start

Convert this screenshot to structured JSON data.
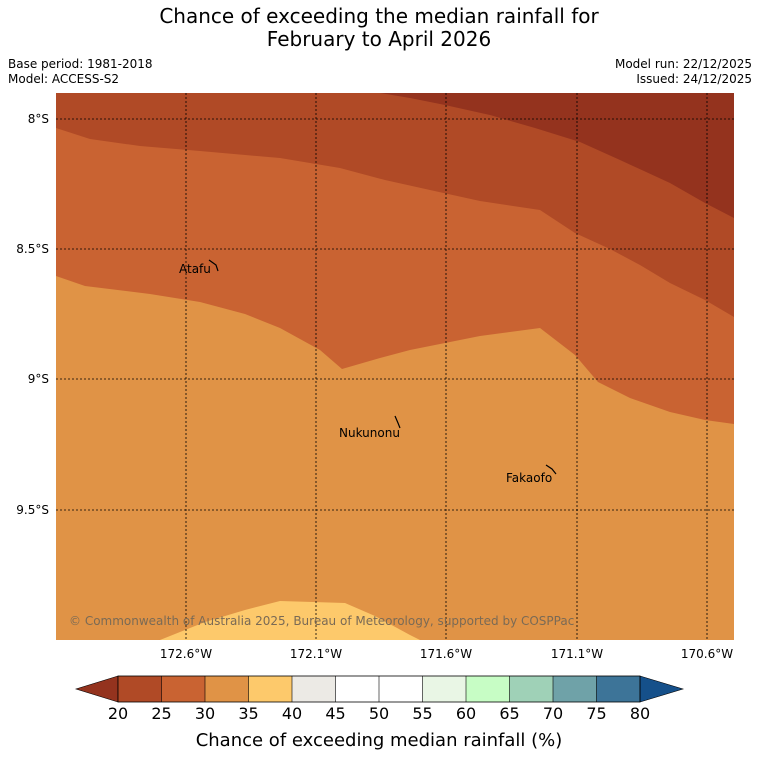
{
  "title_line1": "Chance of exceeding the median rainfall for",
  "title_line2": "February to April 2026",
  "meta": {
    "base_period": "Base period: 1981-2018",
    "model": "Model: ACCESS-S2",
    "model_run": "Model run: 22/12/2025",
    "issued": "Issued: 24/12/2025"
  },
  "axes": {
    "lat_labels": [
      "8°S",
      "8.5°S",
      "9°S",
      "9.5°S"
    ],
    "lon_labels": [
      "172.6°W",
      "172.1°W",
      "171.6°W",
      "171.1°W",
      "170.6°W"
    ]
  },
  "places": [
    "Atafu",
    "Nukunonu",
    "Fakaofo"
  ],
  "copyright": "© Commonwealth of Australia 2025, Bureau of Meteorology, supported by COSPPac",
  "colorbar": {
    "label": "Chance of exceeding median rainfall (%)",
    "ticks": [
      "20",
      "25",
      "30",
      "35",
      "40",
      "45",
      "50",
      "55",
      "60",
      "65",
      "70",
      "75",
      "80"
    ],
    "colors": {
      "below20": "#94331e",
      "20-25": "#b04a26",
      "25-30": "#c96332",
      "30-35": "#e09346",
      "35-40": "#fdc96b",
      "40-45": "#eceae5",
      "45-50": "#ffffff",
      "50-55": "#ffffff",
      "55-60": "#e9f6e5",
      "60-65": "#c7fdc5",
      "65-70": "#9fd1b7",
      "70-75": "#6fa2a8",
      "75-80": "#3d7498",
      "above80": "#15508a"
    }
  }
}
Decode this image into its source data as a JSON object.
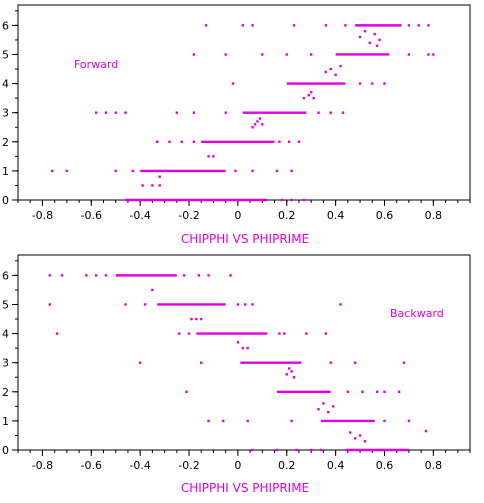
{
  "chart_data": [
    {
      "type": "scatter",
      "title": "CHIPPHI VS PHIPRIME",
      "annotation": "Forward",
      "xlim": [
        -0.9,
        0.95
      ],
      "ylim": [
        0,
        6.7
      ],
      "xticks": [
        -0.8,
        -0.6,
        -0.4,
        -0.2,
        0,
        0.2,
        0.4,
        0.6,
        0.8
      ],
      "xtick_labels": [
        "-0.8",
        "-0.6",
        "-0.4",
        "-0.2",
        "0",
        "0.2",
        "0.4",
        "0.6",
        "0.8"
      ],
      "yticks": [
        0,
        1,
        2,
        3,
        4,
        5,
        6
      ],
      "ytick_labels": [
        "0",
        "1",
        "2",
        "3",
        "4",
        "5",
        "6"
      ],
      "color": "#e000e0",
      "segments": [
        {
          "y": 0,
          "x0": -0.46,
          "x1": 0.12
        },
        {
          "y": 1,
          "x0": -0.4,
          "x1": -0.05
        },
        {
          "y": 2,
          "x0": -0.15,
          "x1": 0.15
        },
        {
          "y": 3,
          "x0": 0.02,
          "x1": 0.28
        },
        {
          "y": 4,
          "x0": 0.2,
          "x1": 0.44
        },
        {
          "y": 5,
          "x0": 0.4,
          "x1": 0.62
        },
        {
          "y": 6,
          "x0": 0.48,
          "x1": 0.67
        }
      ],
      "points": [
        [
          -0.76,
          1
        ],
        [
          -0.7,
          1
        ],
        [
          -0.5,
          1
        ],
        [
          -0.43,
          1
        ],
        [
          -0.01,
          1
        ],
        [
          0.06,
          1
        ],
        [
          0.16,
          1
        ],
        [
          0.22,
          1
        ],
        [
          -0.39,
          0.5
        ],
        [
          -0.35,
          0.5
        ],
        [
          -0.32,
          0.5
        ],
        [
          -0.32,
          0.8
        ],
        [
          -0.12,
          1.5
        ],
        [
          -0.1,
          1.5
        ],
        [
          -0.45,
          0
        ],
        [
          0.18,
          0
        ],
        [
          0.22,
          0
        ],
        [
          0.27,
          0
        ],
        [
          -0.33,
          2
        ],
        [
          -0.28,
          2
        ],
        [
          -0.23,
          2
        ],
        [
          -0.18,
          2
        ],
        [
          0.17,
          2
        ],
        [
          0.21,
          2
        ],
        [
          0.25,
          2
        ],
        [
          0.06,
          2.5
        ],
        [
          0.07,
          2.6
        ],
        [
          0.08,
          2.7
        ],
        [
          0.09,
          2.8
        ],
        [
          0.1,
          2.6
        ],
        [
          -0.58,
          3
        ],
        [
          -0.54,
          3
        ],
        [
          -0.5,
          3
        ],
        [
          -0.46,
          3
        ],
        [
          -0.25,
          3
        ],
        [
          -0.18,
          3
        ],
        [
          -0.05,
          3
        ],
        [
          0.33,
          3
        ],
        [
          0.38,
          3
        ],
        [
          0.43,
          3
        ],
        [
          0.27,
          3.5
        ],
        [
          0.29,
          3.6
        ],
        [
          0.3,
          3.7
        ],
        [
          0.31,
          3.5
        ],
        [
          -0.02,
          4
        ],
        [
          0.5,
          4
        ],
        [
          0.55,
          4
        ],
        [
          0.6,
          4
        ],
        [
          0.36,
          4.4
        ],
        [
          0.38,
          4.5
        ],
        [
          0.4,
          4.3
        ],
        [
          0.42,
          4.6
        ],
        [
          -0.18,
          5
        ],
        [
          -0.05,
          5
        ],
        [
          0.1,
          5
        ],
        [
          0.2,
          5
        ],
        [
          0.3,
          5
        ],
        [
          0.7,
          5
        ],
        [
          0.78,
          5
        ],
        [
          0.8,
          5
        ],
        [
          -0.13,
          6
        ],
        [
          0.02,
          6
        ],
        [
          0.06,
          6
        ],
        [
          0.23,
          6
        ],
        [
          0.36,
          6
        ],
        [
          0.44,
          6
        ],
        [
          0.7,
          6
        ],
        [
          0.74,
          6
        ],
        [
          0.78,
          6
        ],
        [
          0.5,
          5.6
        ],
        [
          0.52,
          5.8
        ],
        [
          0.54,
          5.4
        ],
        [
          0.56,
          5.7
        ],
        [
          0.57,
          5.3
        ],
        [
          0.58,
          5.5
        ]
      ]
    },
    {
      "type": "scatter",
      "title": "CHIPPHI VS PHIPRIME",
      "annotation": "Backward",
      "xlim": [
        -0.9,
        0.95
      ],
      "ylim": [
        0,
        6.7
      ],
      "xticks": [
        -0.8,
        -0.6,
        -0.4,
        -0.2,
        0,
        0.2,
        0.4,
        0.6,
        0.8
      ],
      "xtick_labels": [
        "-0.8",
        "-0.6",
        "-0.4",
        "-0.2",
        "0",
        "0.2",
        "0.4",
        "0.6",
        "0.8"
      ],
      "yticks": [
        0,
        1,
        2,
        3,
        4,
        5,
        6
      ],
      "ytick_labels": [
        "0",
        "1",
        "2",
        "3",
        "4",
        "5",
        "6"
      ],
      "color": "#e000e0",
      "segments": [
        {
          "y": 6,
          "x0": -0.5,
          "x1": -0.25
        },
        {
          "y": 5,
          "x0": -0.33,
          "x1": -0.05
        },
        {
          "y": 4,
          "x0": -0.17,
          "x1": 0.12
        },
        {
          "y": 3,
          "x0": 0.01,
          "x1": 0.26
        },
        {
          "y": 2,
          "x0": 0.16,
          "x1": 0.38
        },
        {
          "y": 1,
          "x0": 0.34,
          "x1": 0.56
        },
        {
          "y": 0,
          "x0": 0.44,
          "x1": 0.7
        }
      ],
      "points": [
        [
          -0.77,
          6
        ],
        [
          -0.72,
          6
        ],
        [
          -0.62,
          6
        ],
        [
          -0.58,
          6
        ],
        [
          -0.54,
          6
        ],
        [
          -0.22,
          6
        ],
        [
          -0.16,
          6
        ],
        [
          -0.12,
          6
        ],
        [
          -0.03,
          6
        ],
        [
          -0.35,
          5.5
        ],
        [
          -0.77,
          5
        ],
        [
          -0.46,
          5
        ],
        [
          -0.38,
          5
        ],
        [
          0.0,
          5
        ],
        [
          0.03,
          5
        ],
        [
          0.06,
          5
        ],
        [
          0.42,
          5
        ],
        [
          -0.19,
          4.5
        ],
        [
          -0.17,
          4.5
        ],
        [
          -0.15,
          4.5
        ],
        [
          -0.74,
          4
        ],
        [
          -0.24,
          4
        ],
        [
          -0.2,
          4
        ],
        [
          0.17,
          4
        ],
        [
          0.19,
          4
        ],
        [
          0.28,
          4
        ],
        [
          0.36,
          4
        ],
        [
          0.0,
          3.7
        ],
        [
          0.02,
          3.5
        ],
        [
          0.04,
          3.5
        ],
        [
          -0.4,
          3
        ],
        [
          -0.15,
          3
        ],
        [
          0.38,
          3
        ],
        [
          0.48,
          3
        ],
        [
          0.68,
          3
        ],
        [
          0.2,
          2.6
        ],
        [
          0.21,
          2.8
        ],
        [
          0.22,
          2.7
        ],
        [
          0.23,
          2.5
        ],
        [
          -0.21,
          2
        ],
        [
          0.45,
          2
        ],
        [
          0.51,
          2
        ],
        [
          0.57,
          2
        ],
        [
          0.6,
          2
        ],
        [
          0.66,
          2
        ],
        [
          -0.12,
          1
        ],
        [
          -0.06,
          1
        ],
        [
          0.04,
          1
        ],
        [
          0.22,
          1
        ],
        [
          0.6,
          1
        ],
        [
          0.7,
          1
        ],
        [
          0.33,
          1.4
        ],
        [
          0.35,
          1.6
        ],
        [
          0.37,
          1.3
        ],
        [
          0.39,
          1.5
        ],
        [
          0.46,
          0.6
        ],
        [
          0.48,
          0.4
        ],
        [
          0.5,
          0.5
        ],
        [
          0.52,
          0.3
        ],
        [
          0.06,
          0
        ],
        [
          0.16,
          0
        ],
        [
          0.24,
          0
        ],
        [
          0.3,
          0
        ],
        [
          0.34,
          0
        ],
        [
          0.77,
          0.65
        ]
      ]
    }
  ]
}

end

*What is needed*: Check each line of the entries for the string "this". Copy the lines that have it.

*Written solution*:
Convert this screenshot to structured JSON data.
Decode this image into its source data as a JSON object.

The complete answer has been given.